* WHAT YOU SHOULD DO:
Using the records that follow, copy every line containing the word "screenshot".

* TASK INPUT:
==========
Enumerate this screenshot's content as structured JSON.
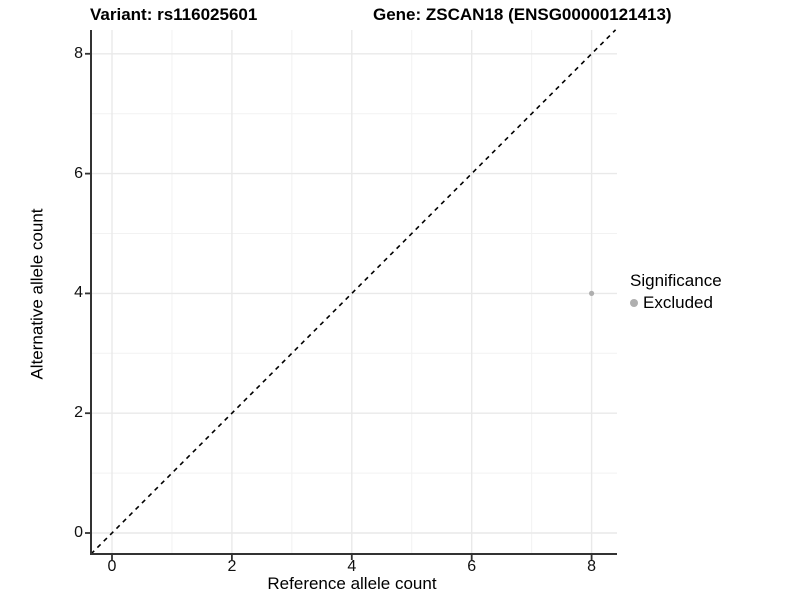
{
  "titles": {
    "left": "Variant: rs116025601",
    "right": "Gene: ZSCAN18 (ENSG00000121413)"
  },
  "axes": {
    "x_label": "Reference allele count",
    "y_label": "Alternative allele count"
  },
  "legend": {
    "title": "Significance",
    "items": [
      {
        "label": "Excluded",
        "color": "#afafaf"
      }
    ]
  },
  "chart_data": {
    "type": "scatter",
    "title_left": "Variant: rs116025601",
    "title_right": "Gene: ZSCAN18 (ENSG00000121413)",
    "xlabel": "Reference allele count",
    "ylabel": "Alternative allele count",
    "x_ticks": [
      0,
      2,
      4,
      6,
      8
    ],
    "y_ticks": [
      0,
      2,
      4,
      6,
      8
    ],
    "xlim": [
      -0.35,
      8.43
    ],
    "ylim": [
      -0.35,
      8.4
    ],
    "grid": "on",
    "points": [
      {
        "x": 8,
        "y": 4,
        "series": "Excluded"
      }
    ],
    "series": [
      {
        "name": "Excluded",
        "color": "#afafaf"
      }
    ],
    "reference_line": {
      "type": "identity",
      "slope": 1,
      "intercept": 0,
      "style": "dashed",
      "color": "#000000"
    },
    "legend": {
      "title": "Significance",
      "entries": [
        "Excluded"
      ],
      "position": "right"
    }
  },
  "colors": {
    "background": "#ffffff",
    "grid_major": "#e9e9e9",
    "grid_minor": "#f2f2f2",
    "axis_line": "#333333",
    "tick_text": "#111111",
    "point": "#afafaf",
    "dashed_line": "#000000"
  }
}
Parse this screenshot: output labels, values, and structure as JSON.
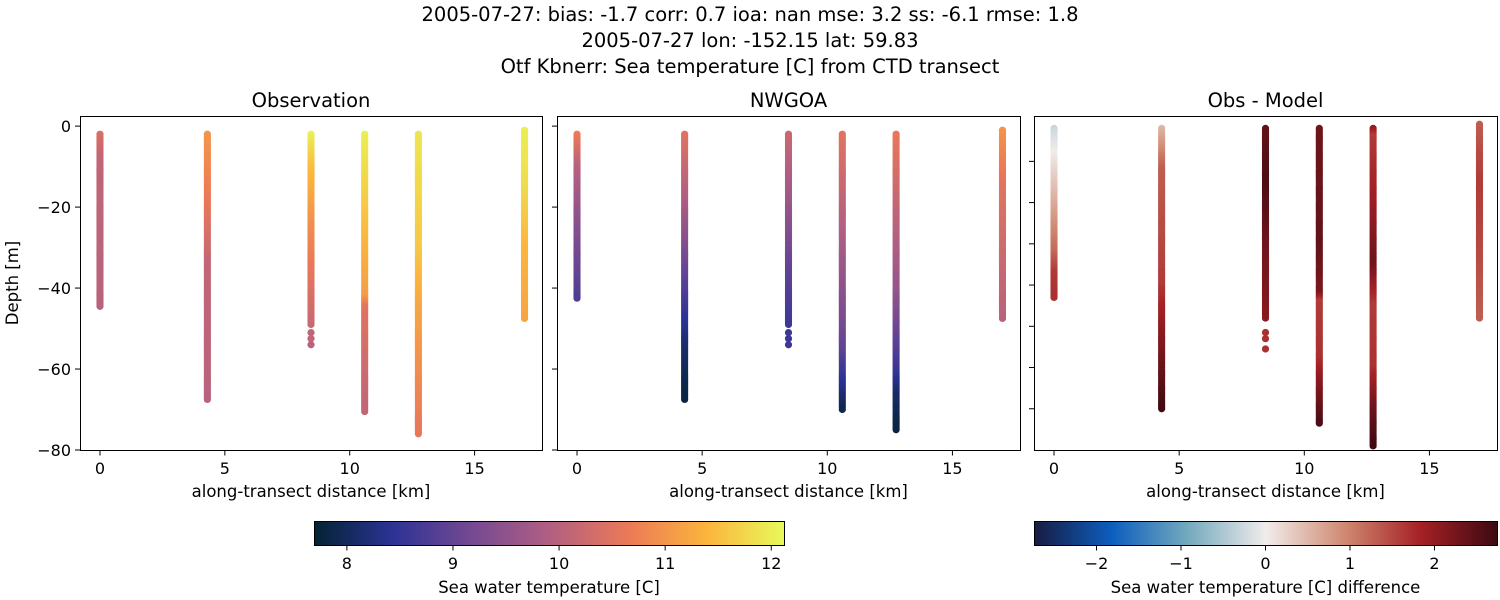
{
  "suptitle": {
    "line1": "2005-07-27: bias: -1.7  corr: 0.7  ioa: nan  mse: 3.2  ss: -6.1  rmse: 1.8",
    "line2": "2005-07-27 lon: -152.15 lat: 59.83",
    "line3": "Otf Kbnerr: Sea temperature [C] from CTD transect"
  },
  "chart_data": [
    {
      "type": "scatter",
      "title": "Observation",
      "xlabel": "along-transect distance [km]",
      "ylabel": "Depth [m]",
      "xlim": [
        -0.8,
        17.7
      ],
      "ylim": [
        -80,
        2.5
      ],
      "xticks": [
        0,
        5,
        10,
        15
      ],
      "yticks": [
        0,
        -20,
        -40,
        -60,
        -80
      ],
      "ytick_labels_shown": true,
      "colormap": "thermal",
      "clim": [
        7.69,
        12.12
      ],
      "profiles": [
        {
          "x": 0,
          "top": -2,
          "bottom": -44.5,
          "values": [
            [
              -2,
              10.4
            ],
            [
              -8,
              10.1
            ],
            [
              -44.5,
              10.0
            ]
          ]
        },
        {
          "x": 4.3,
          "top": -2,
          "bottom": -67.5,
          "values": [
            [
              -2,
              11.0
            ],
            [
              -20,
              10.6
            ],
            [
              -35,
              10.1
            ],
            [
              -67.5,
              10.0
            ]
          ]
        },
        {
          "x": 8.45,
          "top": -2,
          "bottom": -49,
          "values": [
            [
              -2,
              12.0
            ],
            [
              -10,
              11.5
            ],
            [
              -25,
              10.9
            ],
            [
              -49,
              10.2
            ]
          ],
          "extra": [
            [
              -51,
              10.1
            ],
            [
              -52.5,
              10.1
            ],
            [
              -54,
              10.0
            ]
          ]
        },
        {
          "x": 10.6,
          "top": -2,
          "bottom": -70.5,
          "values": [
            [
              -2,
              12.0
            ],
            [
              -20,
              11.6
            ],
            [
              -42,
              11.1
            ],
            [
              -45,
              10.5
            ],
            [
              -70.5,
              10.1
            ]
          ]
        },
        {
          "x": 12.75,
          "top": -2,
          "bottom": -76,
          "values": [
            [
              -2,
              11.9
            ],
            [
              -30,
              11.6
            ],
            [
              -45,
              11.2
            ],
            [
              -76,
              10.6
            ]
          ]
        },
        {
          "x": 17,
          "top": -1,
          "bottom": -47.5,
          "values": [
            [
              -1,
              12.0
            ],
            [
              -15,
              11.8
            ],
            [
              -30,
              11.4
            ],
            [
              -47.5,
              11.2
            ]
          ]
        }
      ]
    },
    {
      "type": "scatter",
      "title": "NWGOA",
      "xlabel": "along-transect distance [km]",
      "xlim": [
        -0.8,
        17.7
      ],
      "ylim": [
        -80,
        2.5
      ],
      "xticks": [
        0,
        5,
        10,
        15
      ],
      "yticks": [
        0,
        -20,
        -40,
        -60,
        -80
      ],
      "ytick_labels_shown": false,
      "colormap": "thermal",
      "clim": [
        7.69,
        12.12
      ],
      "profiles": [
        {
          "x": 0,
          "top": -2,
          "bottom": -42.5,
          "values": [
            [
              -2,
              10.7
            ],
            [
              -10,
              10.0
            ],
            [
              -25,
              9.4
            ],
            [
              -42.5,
              8.8
            ]
          ]
        },
        {
          "x": 4.3,
          "top": -2,
          "bottom": -67.5,
          "values": [
            [
              -2,
              10.5
            ],
            [
              -20,
              9.8
            ],
            [
              -45,
              8.6
            ],
            [
              -55,
              8.1
            ],
            [
              -67.5,
              7.8
            ]
          ]
        },
        {
          "x": 8.45,
          "top": -2,
          "bottom": -49,
          "values": [
            [
              -2,
              10.2
            ],
            [
              -20,
              9.6
            ],
            [
              -35,
              9.0
            ],
            [
              -49,
              8.6
            ]
          ],
          "extra": [
            [
              -51,
              8.6
            ],
            [
              -52.5,
              8.6
            ],
            [
              -54,
              8.6
            ]
          ]
        },
        {
          "x": 10.6,
          "top": -2,
          "bottom": -70,
          "values": [
            [
              -2,
              10.5
            ],
            [
              -30,
              9.8
            ],
            [
              -55,
              9.0
            ],
            [
              -62,
              8.5
            ],
            [
              -70,
              7.9
            ]
          ]
        },
        {
          "x": 12.75,
          "top": -2,
          "bottom": -75,
          "values": [
            [
              -2,
              10.6
            ],
            [
              -40,
              9.6
            ],
            [
              -60,
              8.6
            ],
            [
              -66,
              8.1
            ],
            [
              -75,
              7.8
            ]
          ]
        },
        {
          "x": 17,
          "top": -1,
          "bottom": -47.5,
          "values": [
            [
              -1,
              11.0
            ],
            [
              -15,
              10.5
            ],
            [
              -47.5,
              10.0
            ]
          ]
        }
      ]
    },
    {
      "type": "scatter",
      "title": "Obs - Model",
      "xlabel": "along-transect distance [km]",
      "xlim": [
        -0.8,
        17.7
      ],
      "ylim": [
        -80,
        1
      ],
      "xticks": [
        0,
        5,
        10,
        15
      ],
      "yticks": [
        -10,
        -20,
        -30,
        -40,
        -50,
        -60,
        -70
      ],
      "ytick_labels_shown": false,
      "colormap": "balance",
      "clim": [
        -2.74,
        2.74
      ],
      "profiles": [
        {
          "x": 0,
          "top": -2,
          "bottom": -43,
          "values": [
            [
              -2,
              -0.3
            ],
            [
              -8,
              0.0
            ],
            [
              -20,
              0.6
            ],
            [
              -32,
              1.2
            ],
            [
              -37,
              1.6
            ],
            [
              -43,
              1.7
            ]
          ]
        },
        {
          "x": 4.3,
          "top": -2,
          "bottom": -70,
          "values": [
            [
              -2,
              0.5
            ],
            [
              -12,
              1.3
            ],
            [
              -40,
              1.6
            ],
            [
              -50,
              2.0
            ],
            [
              -62,
              2.4
            ],
            [
              -70,
              2.7
            ]
          ]
        },
        {
          "x": 8.45,
          "top": -2,
          "bottom": -48,
          "values": [
            [
              -2,
              2.4
            ],
            [
              -15,
              2.6
            ],
            [
              -30,
              2.3
            ],
            [
              -48,
              2.1
            ]
          ],
          "extra": [
            [
              -51.5,
              1.7
            ],
            [
              -53,
              1.7
            ],
            [
              -55.5,
              1.7
            ]
          ]
        },
        {
          "x": 10.6,
          "top": -2,
          "bottom": -73.5,
          "values": [
            [
              -2,
              2.3
            ],
            [
              -30,
              2.4
            ],
            [
              -42,
              2.2
            ],
            [
              -44,
              1.6
            ],
            [
              -58,
              1.7
            ],
            [
              -64,
              2.1
            ],
            [
              -73.5,
              2.6
            ]
          ]
        },
        {
          "x": 12.75,
          "top": -2,
          "bottom": -79,
          "values": [
            [
              -2,
              2.0
            ],
            [
              -4,
              1.6
            ],
            [
              -20,
              1.9
            ],
            [
              -35,
              2.3
            ],
            [
              -45,
              1.6
            ],
            [
              -60,
              1.7
            ],
            [
              -70,
              2.3
            ],
            [
              -79,
              2.7
            ]
          ]
        },
        {
          "x": 17,
          "top": -1,
          "bottom": -48,
          "values": [
            [
              -1,
              1.3
            ],
            [
              -15,
              1.6
            ],
            [
              -30,
              1.5
            ],
            [
              -48,
              1.3
            ]
          ]
        }
      ]
    }
  ],
  "colorbars": [
    {
      "label": "Sea water temperature [C]",
      "range": [
        7.69,
        12.12
      ],
      "ticks": [
        8,
        9,
        10,
        11,
        12
      ],
      "colormap": "thermal",
      "colors": [
        "#042333",
        "#2c3395",
        "#744992",
        "#b15f82",
        "#eb7958",
        "#fbb43d",
        "#e8fa5b"
      ]
    },
    {
      "label": "Sea water temperature [C] difference",
      "range": [
        -2.74,
        2.74
      ],
      "ticks": [
        "−2",
        "−1",
        "0",
        "1",
        "2"
      ],
      "tick_values": [
        -2,
        -1,
        0,
        1,
        2
      ],
      "colormap": "balance",
      "colors": [
        "#181c43",
        "#0c5ebe",
        "#75aabe",
        "#f1eceb",
        "#d08b73",
        "#a52125",
        "#3c0912"
      ]
    }
  ]
}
==========
* WRITTEN SOLUTION:
Enumerate this screenshot's content as structured JSON.
Parse this screenshot: output labels, values, and structure as JSON.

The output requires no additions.